- [Excerpt from a dataset]:

# # # #

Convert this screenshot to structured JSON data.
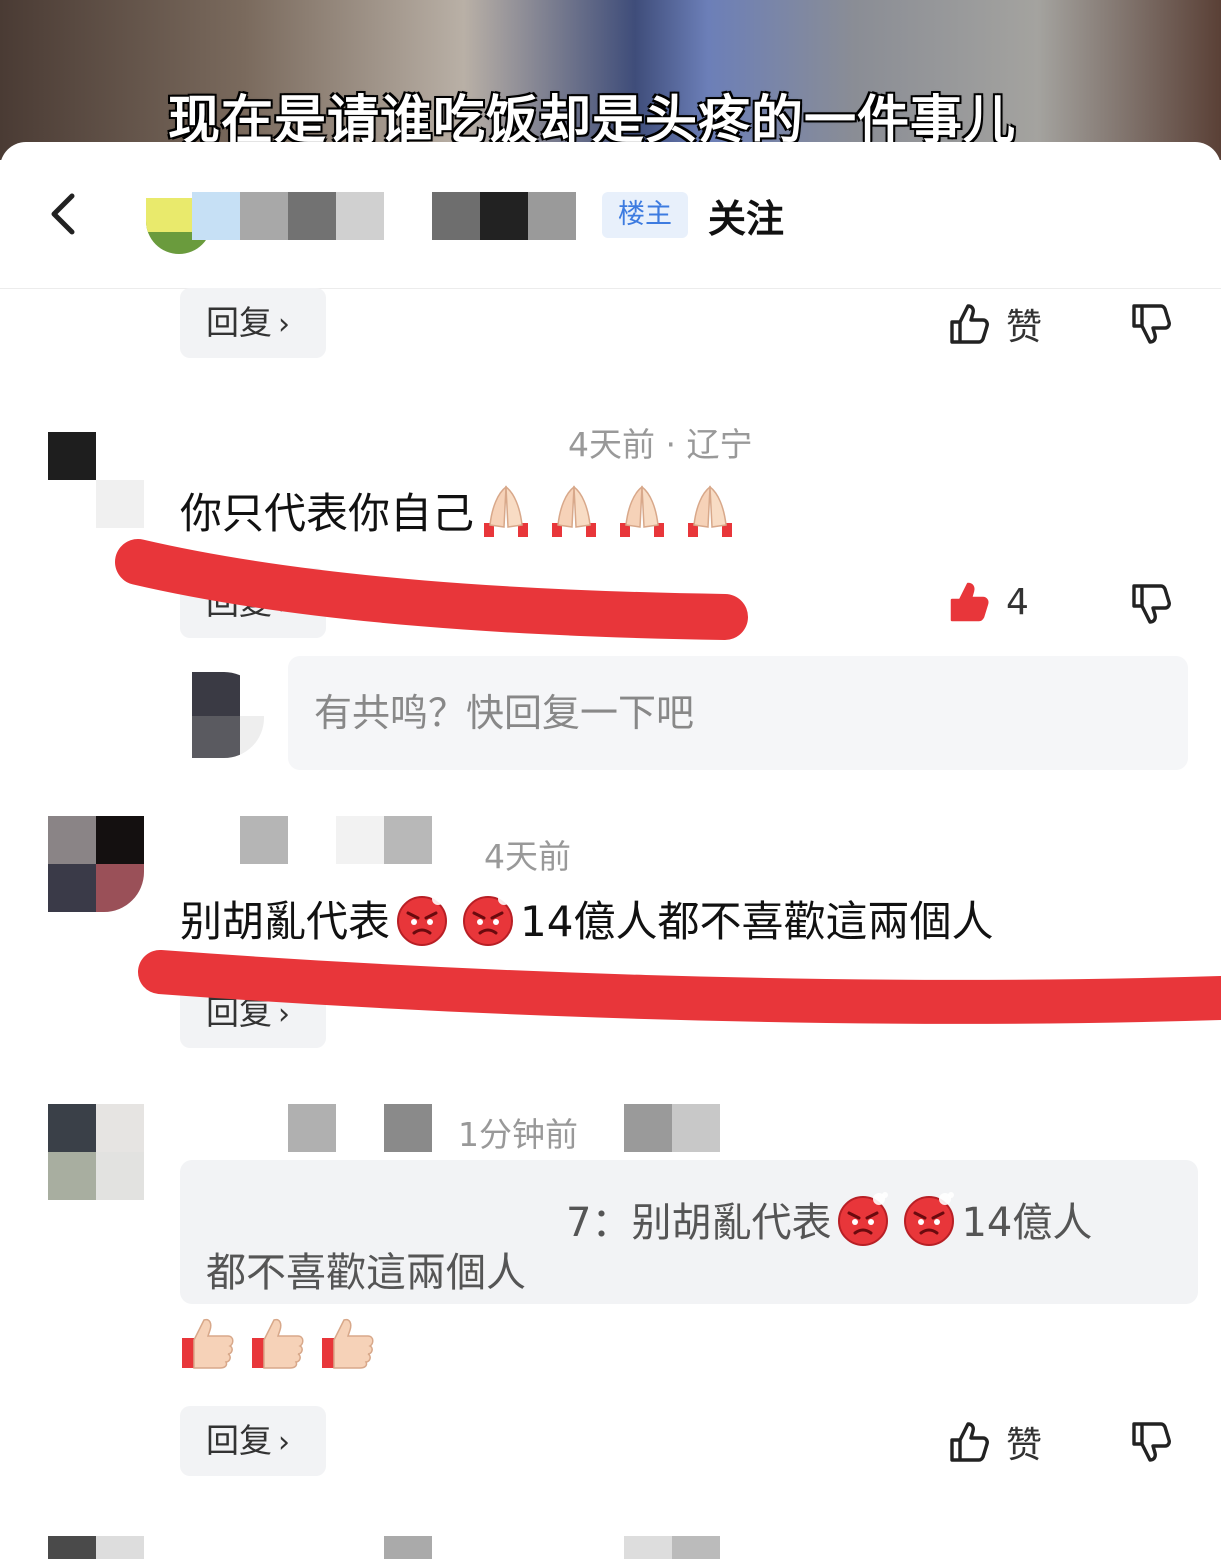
{
  "video": {
    "subtitle": "现在是请谁吃饭却是头疼的一件事儿"
  },
  "header": {
    "op_badge": "楼主",
    "follow_label": "关注"
  },
  "actions": {
    "reply_label": "回复",
    "like_label": "赞"
  },
  "comments": [
    {
      "meta": "4天前 · 辽宁",
      "text": "你只代表你自己",
      "emoji": "folded-hands-icon",
      "emoji_count": 4,
      "like_count": "4",
      "liked": true
    },
    {
      "meta": "4天前",
      "text_a": "别胡亂代表",
      "text_b": "14億人都不喜歡這兩個人",
      "emoji": "angry-face-icon",
      "emoji_count": 2
    },
    {
      "meta": "1分钟前",
      "quote_prefix": "7：",
      "quote_a": "别胡亂代表",
      "quote_b": "14億人",
      "quote_line2": "都不喜歡這兩個人",
      "emoji": "thumbs-up-icon",
      "emoji_count": 3
    }
  ],
  "reply_input": {
    "placeholder": "有共鸣？快回复一下吧"
  },
  "colors": {
    "accent_red": "#e8363a",
    "op_badge_blue": "#3d7be0",
    "liked_red": "#e8363a",
    "annotation_red": "#e8363a"
  }
}
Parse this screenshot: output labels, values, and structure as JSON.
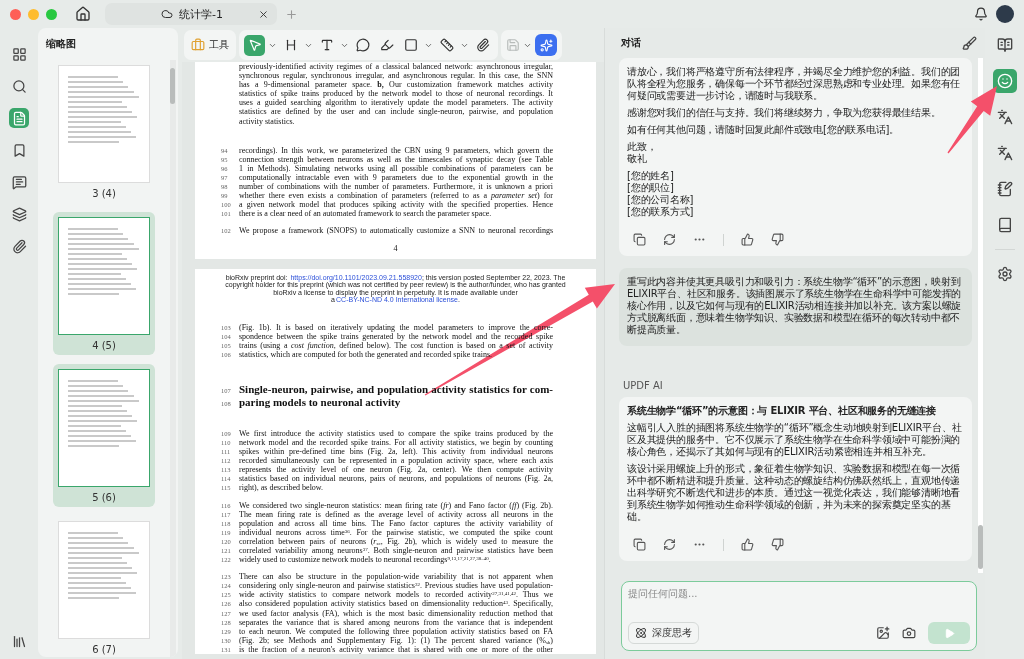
{
  "window": {
    "tab_title": "统计学-1"
  },
  "left_rail": [
    {
      "kind": "grid",
      "selected": false
    },
    {
      "kind": "search",
      "selected": false
    },
    {
      "kind": "pages",
      "selected": true
    },
    {
      "kind": "bookmark",
      "selected": false
    },
    {
      "kind": "comments",
      "selected": false
    },
    {
      "kind": "layers",
      "selected": false
    },
    {
      "kind": "attachments",
      "selected": false
    }
  ],
  "sidebar": {
    "title": "缩略图",
    "thumbnails": [
      {
        "label": "3 (4)",
        "selected": false
      },
      {
        "label": "4 (5)",
        "selected": true
      },
      {
        "label": "5 (6)",
        "selected": true
      },
      {
        "label": "6 (7)",
        "selected": false
      }
    ]
  },
  "toolbar": {
    "tools_label": "工具",
    "save_disabled": true,
    "tools": [
      {
        "kind": "select",
        "selected": true,
        "caret": true
      },
      {
        "kind": "heading",
        "selected": false,
        "caret": true
      },
      {
        "kind": "text",
        "selected": false,
        "caret": true
      },
      {
        "kind": "comment",
        "selected": false,
        "caret": false
      },
      {
        "kind": "pen",
        "selected": false,
        "caret": false
      },
      {
        "kind": "shape",
        "selected": false,
        "caret": true
      },
      {
        "kind": "stamp",
        "selected": false,
        "caret": true
      },
      {
        "kind": "attach",
        "selected": false,
        "caret": false
      }
    ]
  },
  "document": {
    "pages": [
      {
        "blocks": [
          {
            "kind": "caption",
            "continues": false,
            "lines": [
              {
                "text": "previously-identified activity regimes of a classical balanced network: asynchronous irregular,"
              },
              {
                "text": "synchronous regular, synchronous irregular, and asynchronous regular. In this case, the SNN"
              },
              {
                "text": "has a 9-dimensional parameter space. **b,** Our customization framework matches activity"
              },
              {
                "text": "statistics of spike trains produced by the network model to those of neuronal recordings. It"
              },
              {
                "text": "uses a guided searching algorithm to iteratively update the model parameters. The activity"
              },
              {
                "text": "statistics are defined by the user and can include single-neuron, pairwise, and population"
              },
              {
                "text": "activity statistics."
              }
            ]
          },
          {
            "kind": "paragraph",
            "continues": false,
            "lines": [
              {
                "no": "94",
                "text": "recordings). In this work, we parameterized the CBN using 9 parameters, which govern the"
              },
              {
                "no": "95",
                "text": "connection strength between neurons as well as the timescales of synaptic decay (see Table"
              },
              {
                "no": "96",
                "text": "1 in Methods). Simulating networks using all possible combinations of parameters can be"
              },
              {
                "no": "97",
                "text": "computationally intractable even with 9 parameters due to the exponential growth in the"
              },
              {
                "no": "98",
                "text": "number of combinations with the number of parameters. Furthermore, it is unknown a priori"
              },
              {
                "no": "99",
                "text": "whether there even exists a combination of parameters (referred to as a *parameter set*) for"
              },
              {
                "no": "100",
                "text": "a given network model that produces spiking activity with the specified properties. Hence"
              },
              {
                "no": "101",
                "text": "there is a clear need of an automated framework to search the parameter space."
              }
            ]
          },
          {
            "kind": "paragraph",
            "continues": true,
            "lines": [
              {
                "no": "102",
                "text": "We propose a framework (SNOPS) to automatically customize a SNN to neuronal recordings"
              }
            ]
          }
        ],
        "page_number": "4"
      },
      {
        "footer": {
          "before": "bioRxiv preprint doi: ",
          "doi_link": "https://doi.org/10.1101/2023.09.21.558920",
          "middle": "; this version posted September 22, 2023. The copyright holder for this preprint (which was not certified by peer review) is the author/funder, who has granted bioRxiv a license to display the preprint in perpetuity. It is made available under a",
          "license_link": "CC-BY-NC-ND 4.0 International license",
          "after": "."
        },
        "blocks": [
          {
            "kind": "paragraph",
            "continues": false,
            "lines": [
              {
                "no": "103",
                "text": "(Fig. 1b). It is based on iteratively updating the model parameters to improve the corre-"
              },
              {
                "no": "104",
                "text": "spondence between the spike trains generated by the network model and the recorded spike"
              },
              {
                "no": "105",
                "text": "trains (using a *cost function*, defined below). The cost function is based on a set of activity"
              },
              {
                "no": "106",
                "text": "statistics, which are computed for both the generated and recorded spike trains."
              }
            ]
          },
          {
            "kind": "heading",
            "continues": false,
            "lines": [
              {
                "no": "107",
                "text": "Single-neuron, pairwise, and population activity statistics for com-"
              },
              {
                "no": "108",
                "text": "paring models to neuronal activity"
              }
            ]
          },
          {
            "kind": "paragraph",
            "continues": false,
            "lines": [
              {
                "no": "109",
                "text": "We first introduce the activity statistics used to compare the spike trains produced by the"
              },
              {
                "no": "110",
                "text": "network model and the recorded spike trains. For all activity statistics, we begin by counting"
              },
              {
                "no": "111",
                "text": "spikes within pre-defined time bins (Fig. 2a, left). This activity from individual neurons"
              },
              {
                "no": "112",
                "text": "recorded simultaneously can be represented in a population activity space, where each axis"
              },
              {
                "no": "113",
                "text": "represents the activity level of one neuron (Fig. 2a, center). We then compute activity"
              },
              {
                "no": "114",
                "text": "statistics based on individual neurons, pairs of neurons, and populations of neurons (Fig. 2a,"
              },
              {
                "no": "115",
                "text": "right), as described below."
              }
            ]
          },
          {
            "kind": "paragraph",
            "continues": false,
            "lines": [
              {
                "no": "116",
                "text": "We considered two single-neuron statistics: mean firing rate (*fr*) and Fano factor (*ff*) (Fig. 2b)."
              },
              {
                "no": "117",
                "text": "The mean firing rate is defined as the average level of activity across all neurons in the"
              },
              {
                "no": "118",
                "text": "population and across all time bins. The Fano factor captures the activity variability of"
              },
              {
                "no": "119",
                "text": "individual neurons across time$^{36}$. For the pairwise statistic, we computed the spike count"
              },
              {
                "no": "120",
                "text": "correlation between pairs of neurons (*r*$_{sc}$, Fig. 2b), which is widely used to measure the"
              },
              {
                "no": "121",
                "text": "correlated variability among neurons$^{37}$. Both single-neuron and pairwise statistics have been"
              },
              {
                "no": "122",
                "text": "widely used to customize network models to neuronal recordings$^{9,13,17,21,27,38–40}$."
              }
            ]
          },
          {
            "kind": "paragraph",
            "continues": true,
            "lines": [
              {
                "no": "123",
                "text": "There can also be structure in the population-wide variability that is not apparent when"
              },
              {
                "no": "124",
                "text": "considering only single-neuron and pairwise statistics$^{32}$. Previous studies have used population-"
              },
              {
                "no": "125",
                "text": "wide activity statistics to compare network models to recorded activity$^{27,31,41,42}$. Thus we"
              },
              {
                "no": "126",
                "text": "also considered population activity statistics based on dimensionality reduction$^{43}$. Specifically,"
              },
              {
                "no": "127",
                "text": "we used factor analysis (FA), which is the most basic dimensionality reduction method that"
              },
              {
                "no": "128",
                "text": "separates the variance that is shared among neurons from the variance that is independent"
              },
              {
                "no": "129",
                "text": "to each neuron. We computed the following three population activity statistics based on FA"
              },
              {
                "no": "130",
                "text": "(Fig. 2b; see Methods and Supplementary Fig. 1): (1) The percent shared variance (%$_{sh}$)"
              },
              {
                "no": "131",
                "text": "is the fraction of a neuron's activity variance that is shared with one or more of the other"
              }
            ]
          }
        ]
      }
    ]
  },
  "chat": {
    "title": "对话",
    "messages": [
      {
        "kind": "ai",
        "paragraphs": [
          [
            "请放心，我们将严格遵守所有法律程序，并竭尽全力维护您的利益。我们的团队将全程为您服务，确保每一个环节都经过深思熟虑和专业处理。如果您有任何疑问或需要进一步讨论，请随时与我联系。"
          ],
          [
            "感谢您对我们的信任与支持。我们将继续努力，争取为您获得最佳结果。"
          ],
          [
            "如有任何其他问题，请随时回复此邮件或致电[您的联系电话]。"
          ],
          [
            "此致，",
            "敬礼"
          ],
          [
            "[您的姓名]",
            "[您的职位]",
            "[您的公司名称]",
            "[您的联系方式]"
          ]
        ]
      },
      {
        "kind": "user",
        "text": "重写此内容并使其更具吸引力和吸引力：系统生物学“循环”的示意图，映射到ELIXIR平台、社区和服务。该插图展示了系统生物学在生命科学中可能发挥的核心作用，以及它如何与现有的ELIXIR活动相连接并加以补充。该方案以螺旋方式脱离纸面，意味着生物学知识、实验数据和模型在循环的每次转动中都不断提高质量。"
      },
      {
        "kind": "ai",
        "sender": "UPDF AI",
        "title": "系统生物学“循环”的示意图：与 ELIXIR 平台、社区和服务的无缝连接",
        "paragraphs": [
          [
            "这幅引人入胜的插图将系统生物学的“循环”概念生动地映射到ELIXIR平台、社区及其提供的服务中。它不仅展示了系统生物学在生命科学领域中可能扮演的核心角色，还揭示了其如何与现有的ELIXIR活动紧密相连并相互补充。"
          ],
          [
            "该设计采用螺旋上升的形式，象征着生物学知识、实验数据和模型在每一次循环中都不断精进和提升质量。这种动态的螺旋结构仿佛跃然纸上，直观地传递出科学研究不断迭代和进步的本质。通过这一视觉化表达，我们能够清晰地看到系统生物学如何推动生命科学领域的创新，并为未来的探索奠定坚实的基础。"
          ]
        ]
      }
    ],
    "input": {
      "placeholder": "提问任何问题...",
      "deep_think_label": "深度思考",
      "send_disabled": true
    }
  },
  "right_rail": [
    {
      "kind": "reader",
      "selected": false
    },
    {
      "kind": "ai-chat",
      "selected": true
    },
    {
      "kind": "translate",
      "selected": false
    },
    {
      "kind": "translate-doc",
      "selected": false
    },
    {
      "kind": "summary",
      "selected": false
    },
    {
      "kind": "book",
      "selected": false
    },
    {
      "kind": "settings",
      "selected": false
    }
  ]
}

# # # #

- [The request]:
Look through the data above. Copy every line with the string "license" in it.

- [Exercise response]:
          "middle": "; this version posted September 22, 2023. The copyright holder for this preprint (which was not certified by peer review) is the author/funder, who has granted bioRxiv a license to display the preprint in perpetuity. It is made available under a",
          "license_link": "CC-BY-NC-ND 4.0 International license",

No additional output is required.